-- Start Materials provided --

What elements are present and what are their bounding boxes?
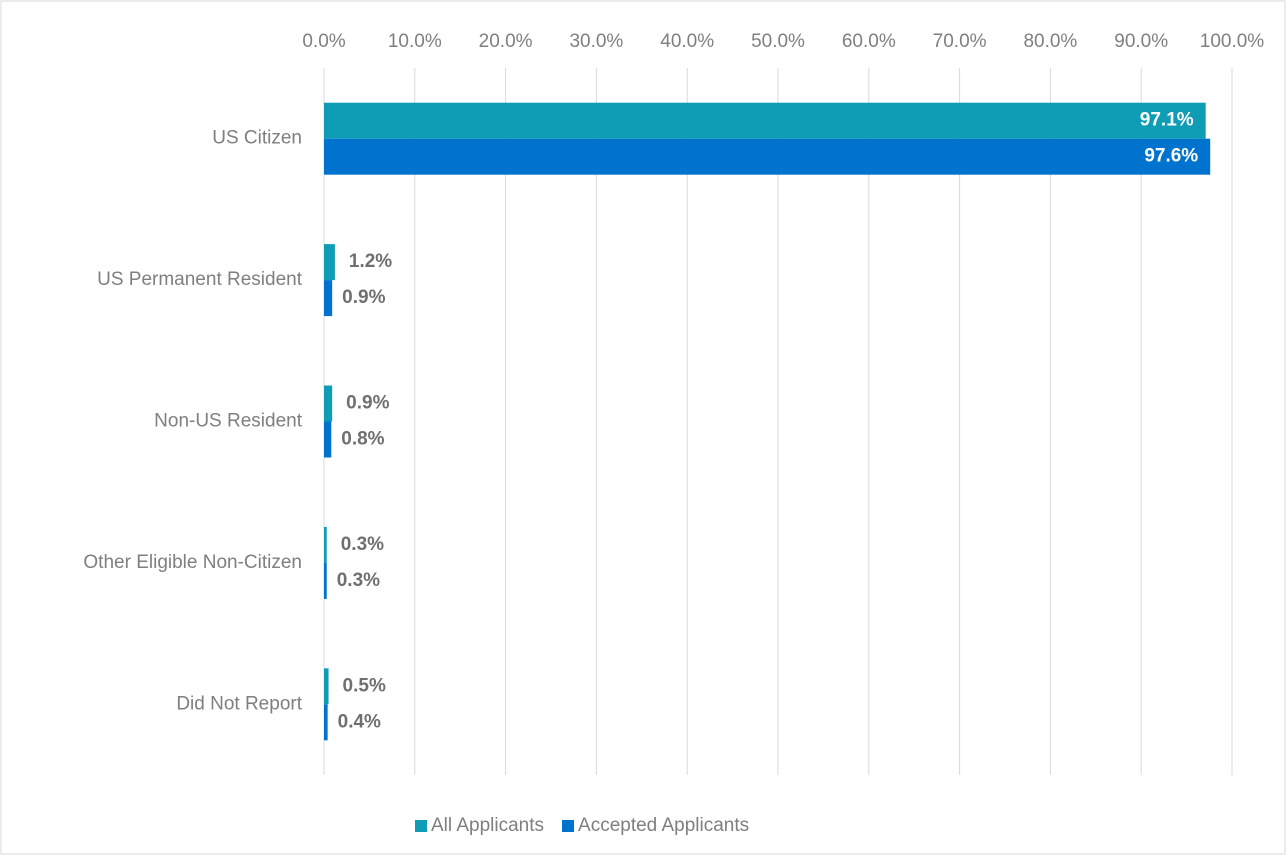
category-label: Other Eligible Non-Citizen bbox=[83, 552, 302, 573]
x-tick-label: 30.0% bbox=[569, 31, 623, 52]
bar bbox=[324, 244, 335, 281]
x-tick-label: 60.0% bbox=[842, 31, 896, 52]
x-tick-label: 70.0% bbox=[933, 31, 987, 52]
x-tick-label: 80.0% bbox=[1023, 31, 1077, 52]
x-tick-label: 0.0% bbox=[302, 31, 345, 52]
x-tick-label: 10.0% bbox=[388, 31, 442, 52]
bar bbox=[324, 138, 1211, 175]
data-label: 0.5% bbox=[343, 675, 386, 696]
bar bbox=[324, 562, 327, 599]
x-tick-label: 100.0% bbox=[1200, 31, 1265, 52]
bar bbox=[324, 526, 327, 563]
data-label: 0.4% bbox=[338, 711, 381, 732]
bar bbox=[324, 668, 329, 705]
data-label: 1.2% bbox=[349, 251, 392, 272]
data-label: 97.6% bbox=[1144, 146, 1198, 167]
data-label: 97.1% bbox=[1140, 110, 1194, 131]
bar bbox=[324, 704, 328, 741]
data-label: 0.8% bbox=[341, 429, 384, 450]
x-tick-label: 40.0% bbox=[660, 31, 714, 52]
legend-label: All Applicants bbox=[431, 815, 544, 836]
x-tick-label: 90.0% bbox=[1114, 31, 1168, 52]
x-tick-label: 50.0% bbox=[751, 31, 805, 52]
x-tick-label: 20.0% bbox=[479, 31, 533, 52]
data-label: 0.3% bbox=[341, 534, 384, 555]
legend-swatch bbox=[415, 820, 427, 832]
legend-swatch bbox=[562, 820, 575, 832]
data-label: 0.9% bbox=[342, 287, 385, 308]
category-label: Non-US Resident bbox=[154, 411, 303, 432]
category-label: US Permanent Resident bbox=[97, 269, 303, 290]
bar bbox=[324, 280, 333, 317]
category-label: Did Not Report bbox=[176, 693, 302, 714]
legend-label: Accepted Applicants bbox=[578, 815, 749, 836]
bar bbox=[324, 421, 332, 458]
bar bbox=[324, 102, 1206, 139]
data-label: 0.9% bbox=[346, 393, 389, 414]
bar bbox=[324, 385, 333, 422]
category-label: US Citizen bbox=[212, 128, 302, 149]
data-label: 0.3% bbox=[337, 570, 380, 591]
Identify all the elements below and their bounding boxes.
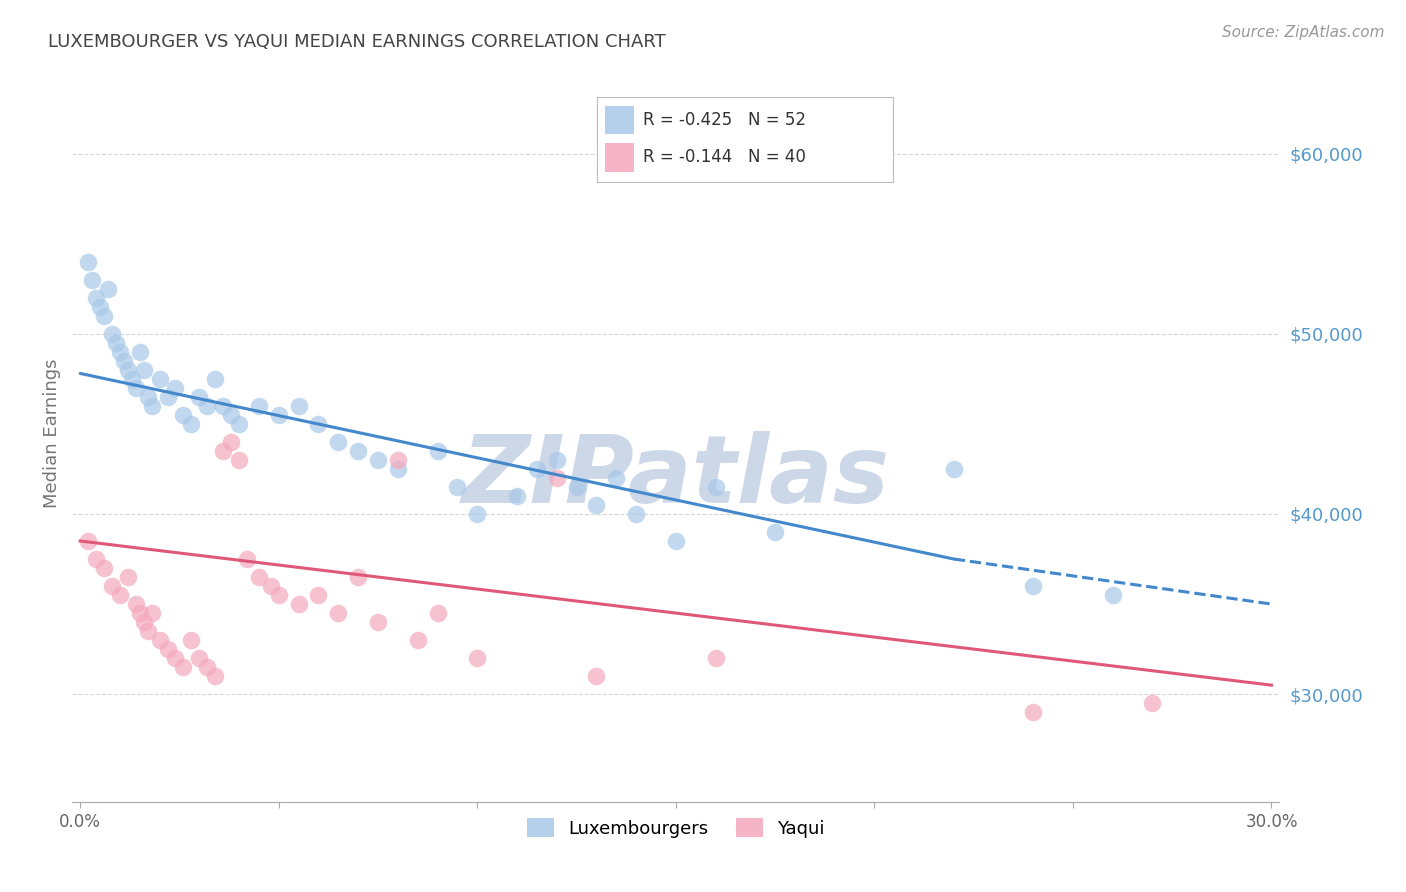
Point: [93, 561, 115, 575]
Point: [132, 615, 155, 629]
Point: [328, 606, 350, 620]
Text: ZIPatlas: ZIPatlas: [461, 431, 890, 524]
Point: [80, 273, 103, 287]
Point: [172, 660, 194, 674]
Point: [101, 579, 124, 593]
Point: [149, 372, 172, 386]
Point: [172, 408, 194, 422]
Point: [112, 353, 135, 368]
Point: [165, 651, 187, 665]
Point: [585, 669, 607, 683]
Point: [526, 462, 548, 476]
Point: [149, 633, 172, 648]
Point: [117, 363, 139, 377]
Point: [108, 588, 131, 602]
Point: [426, 444, 449, 458]
Point: [104, 335, 127, 350]
Point: [387, 462, 409, 476]
Point: [228, 453, 250, 467]
Point: [763, 524, 786, 539]
Point: [287, 597, 309, 611]
Point: [141, 606, 163, 620]
Point: [406, 633, 429, 648]
Point: [367, 615, 389, 629]
Point: [84, 291, 107, 305]
Point: [665, 534, 688, 549]
Point: [108, 344, 131, 359]
Point: [465, 507, 488, 521]
Point: [128, 606, 150, 620]
Point: [267, 588, 290, 602]
Text: LUXEMBOURGER VS YAQUI MEDIAN EARNINGS CORRELATION CHART: LUXEMBOURGER VS YAQUI MEDIAN EARNINGS CO…: [48, 33, 666, 51]
Point: [1101, 588, 1123, 602]
Point: [84, 552, 107, 566]
Point: [347, 570, 370, 584]
Point: [117, 570, 139, 584]
Point: [77, 534, 100, 549]
Point: [125, 381, 148, 395]
Point: [546, 453, 568, 467]
Point: [89, 300, 111, 314]
Point: [93, 309, 115, 323]
Point: [347, 444, 370, 458]
Point: [219, 434, 242, 449]
Point: [605, 471, 627, 485]
Point: [328, 434, 350, 449]
Point: [136, 624, 159, 639]
Point: [704, 651, 727, 665]
Point: [165, 381, 187, 395]
Point: [1022, 705, 1045, 719]
Point: [195, 660, 218, 674]
Point: [136, 390, 159, 404]
Point: [426, 606, 449, 620]
Y-axis label: Median Earnings: Median Earnings: [44, 358, 60, 508]
Point: [260, 579, 283, 593]
Text: Source: ZipAtlas.com: Source: ZipAtlas.com: [1222, 25, 1385, 40]
Point: [307, 417, 329, 431]
Point: [307, 588, 329, 602]
Point: [228, 417, 250, 431]
Point: [128, 344, 150, 359]
Point: [247, 570, 270, 584]
Point: [132, 363, 155, 377]
Point: [204, 372, 226, 386]
Point: [195, 399, 218, 413]
Point: [141, 399, 163, 413]
Point: [1022, 579, 1045, 593]
Point: [465, 651, 488, 665]
Point: [125, 597, 148, 611]
Point: [546, 471, 568, 485]
Point: [180, 417, 202, 431]
Point: [287, 399, 309, 413]
Point: [212, 444, 235, 458]
Point: [236, 552, 259, 566]
Point: [585, 498, 607, 512]
Point: [387, 453, 409, 467]
Point: [188, 390, 211, 404]
Point: [188, 651, 211, 665]
Point: [77, 254, 100, 268]
Point: [101, 326, 124, 341]
Point: [565, 480, 588, 494]
Point: [156, 390, 179, 404]
Point: [267, 408, 290, 422]
Point: [506, 489, 529, 503]
Point: [219, 408, 242, 422]
Point: [247, 399, 270, 413]
Point: [704, 480, 727, 494]
Point: [121, 372, 143, 386]
Point: [180, 633, 202, 648]
Point: [942, 462, 965, 476]
Point: [97, 282, 120, 296]
Point: [156, 642, 179, 657]
Point: [204, 669, 226, 683]
Point: [367, 453, 389, 467]
Legend: Luxembourgers, Yaqui: Luxembourgers, Yaqui: [520, 811, 832, 845]
Point: [1142, 696, 1164, 710]
Point: [446, 480, 468, 494]
Point: [212, 399, 235, 413]
Point: [624, 507, 647, 521]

-- End Materials provided --

◆ Task details ◆
Give every line of the entries above as a JSON list of strings, one string per line, with blank lines and the picture markers left out.

◆ Response ◆
[
  "What elements are present and what are their bounding boxes?",
  "category-label: Other Eligible Non-Citizen bbox=[83, 552, 302, 573]",
  "x-tick-label: 30.0% bbox=[569, 31, 623, 52]",
  "bar bbox=[324, 244, 335, 281]",
  "x-tick-label: 60.0% bbox=[842, 31, 896, 52]",
  "x-tick-label: 70.0% bbox=[933, 31, 987, 52]",
  "x-tick-label: 80.0% bbox=[1023, 31, 1077, 52]",
  "x-tick-label: 0.0% bbox=[302, 31, 345, 52]",
  "x-tick-label: 10.0% bbox=[388, 31, 442, 52]",
  "bar bbox=[324, 138, 1211, 175]",
  "data-label: 0.5% bbox=[343, 675, 386, 696]",
  "bar bbox=[324, 562, 327, 599]",
  "x-tick-label: 100.0% bbox=[1200, 31, 1265, 52]",
  "bar bbox=[324, 526, 327, 563]",
  "data-label: 0.4% bbox=[338, 711, 381, 732]",
  "bar bbox=[324, 668, 329, 705]",
  "data-label: 1.2% bbox=[349, 251, 392, 272]",
  "data-label: 97.6% bbox=[1144, 146, 1198, 167]",
  "data-label: 97.1% bbox=[1140, 110, 1194, 131]",
  "bar bbox=[324, 704, 328, 741]",
  "data-label: 0.8% bbox=[341, 429, 384, 450]",
  "x-tick-label: 40.0% bbox=[660, 31, 714, 52]",
  "legend-label: All Applicants bbox=[431, 815, 544, 836]",
  "x-tick-label: 90.0% bbox=[1114, 31, 1168, 52]",
  "x-tick-label: 50.0% bbox=[751, 31, 805, 52]",
  "x-tick-label: 20.0% bbox=[479, 31, 533, 52]",
  "data-label: 0.3% bbox=[341, 534, 384, 555]",
  "legend-swatch bbox=[415, 820, 427, 832]",
  "legend-swatch bbox=[562, 820, 575, 832]",
  "data-label: 0.9% bbox=[342, 287, 385, 308]",
  "category-label: Non-US Resident bbox=[154, 411, 303, 432]",
  "category-label: US Permanent Resident bbox=[97, 269, 303, 290]",
  "bar bbox=[324, 280, 333, 317]",
  "category-label: Did Not Report bbox=[176, 693, 302, 714]",
  "legend-label: Accepted Applicants bbox=[578, 815, 749, 836]",
  "bar bbox=[324, 421, 332, 458]",
  "bar bbox=[324, 102, 1206, 139]",
  "data-label: 0.9% bbox=[346, 393, 389, 414]",
  "bar bbox=[324, 385, 333, 422]",
  "category-label: US Citizen bbox=[212, 128, 302, 149]",
  "data-label: 0.3% bbox=[337, 570, 380, 591]",
  "Identify all the elements below and their bounding boxes.",
  "Point: [93, 561, 115, 575]",
  "Point: [132, 615, 155, 629]",
  "Point: [328, 606, 350, 620]",
  "Text: ZIPatlas: ZIPatlas: [461, 431, 890, 524]",
  "Point: [80, 273, 103, 287]",
  "Point: [172, 660, 194, 674]",
  "Point: [101, 579, 124, 593]",
  "Point: [149, 372, 172, 386]",
  "Point: [172, 408, 194, 422]",
  "Point: [112, 353, 135, 368]",
  "Point: [165, 651, 187, 665]",
  "Point: [585, 669, 607, 683]",
  "Point: [526, 462, 548, 476]",
  "Point: [149, 633, 172, 648]",
  "Point: [117, 363, 139, 377]",
  "Point: [108, 588, 131, 602]",
  "Point: [426, 444, 449, 458]",
  "Point: [104, 335, 127, 350]",
  "Point: [387, 462, 409, 476]",
  "Point: [228, 453, 250, 467]",
  "Point: [763, 524, 786, 539]",
  "Point: [287, 597, 309, 611]",
  "Point: [141, 606, 163, 620]",
  "Point: [406, 633, 429, 648]",
  "Point: [367, 615, 389, 629]",
  "Point: [84, 291, 107, 305]",
  "Point: [665, 534, 688, 549]",
  "Point: [108, 344, 131, 359]",
  "Point: [465, 507, 488, 521]",
  "Point: [128, 606, 150, 620]",
  "Point: [267, 588, 290, 602]",
  "Text: LUXEMBOURGER VS YAQUI MEDIAN EARNINGS CORRELATION CHART: LUXEMBOURGER VS YAQUI MEDIAN EARNINGS CO…: [48, 33, 666, 51]",
  "Point: [1101, 588, 1123, 602]",
  "Point: [84, 552, 107, 566]",
  "Point: [347, 570, 370, 584]",
  "Point: [117, 570, 139, 584]",
  "Point: [77, 534, 100, 549]",
  "Point: [125, 381, 148, 395]",
  "Point: [546, 453, 568, 467]",
  "Point: [89, 300, 111, 314]",
  "Point: [93, 309, 115, 323]",
  "Point: [347, 444, 370, 458]",
  "Point: [219, 434, 242, 449]",
  "Point: [605, 471, 627, 485]",
  "Point: [328, 434, 350, 449]",
  "Point: [136, 624, 159, 639]",
  "Point: [704, 651, 727, 665]",
  "Point: [165, 381, 187, 395]",
  "Point: [1022, 705, 1045, 719]",
  "Point: [195, 660, 218, 674]",
  "Point: [136, 390, 159, 404]",
  "Point: [426, 606, 449, 620]",
  "Y-axis label: Median Earnings: Median Earnings: [44, 358, 60, 508]",
  "Point: [260, 579, 283, 593]",
  "Text: Source: ZipAtlas.com: Source: ZipAtlas.com: [1222, 25, 1385, 40]",
  "Point: [307, 417, 329, 431]",
  "Point: [307, 588, 329, 602]",
  "Point: [228, 417, 250, 431]",
  "Point: [128, 344, 150, 359]",
  "Point: [247, 570, 270, 584]",
  "Point: [132, 363, 155, 377]",
  "Point: [204, 372, 226, 386]",
  "Point: [195, 399, 218, 413]",
  "Point: [141, 399, 163, 413]",
  "Point: [1022, 579, 1045, 593]",
  "Point: [465, 651, 488, 665]",
  "Point: [125, 597, 148, 611]",
  "Point: [546, 471, 568, 485]",
  "Point: [180, 417, 202, 431]",
  "Point: [287, 399, 309, 413]",
  "Point: [212, 444, 235, 458]",
  "Point: [236, 552, 259, 566]",
  "Point: [585, 498, 607, 512]",
  "Point: [387, 453, 409, 467]",
  "Point: [188, 390, 211, 404]",
  "Point: [188, 651, 211, 665]",
  "Point: [77, 254, 100, 268]",
  "Point: [101, 326, 124, 341]",
  "Point: [565, 480, 588, 494]",
  "Point: [156, 390, 179, 404]",
  "Point: [267, 408, 290, 422]",
  "Point: [506, 489, 529, 503]",
  "Point: [219, 408, 242, 422]",
  "Point: [247, 399, 270, 413]",
  "Point: [704, 480, 727, 494]",
  "Point: [121, 372, 143, 386]",
  "Point: [180, 633, 202, 648]",
  "Point: [942, 462, 965, 476]",
  "Point: [97, 282, 120, 296]",
  "Point: [156, 642, 179, 657]",
  "Point: [204, 669, 226, 683]",
  "Point: [367, 453, 389, 467]",
  "Legend: Luxembourgers, Yaqui: Luxembourgers, Yaqui: [520, 811, 832, 845]",
  "Point: [1142, 696, 1164, 710]",
  "Point: [446, 480, 468, 494]",
  "Point: [212, 399, 235, 413]",
  "Point: [624, 507, 647, 521]"
]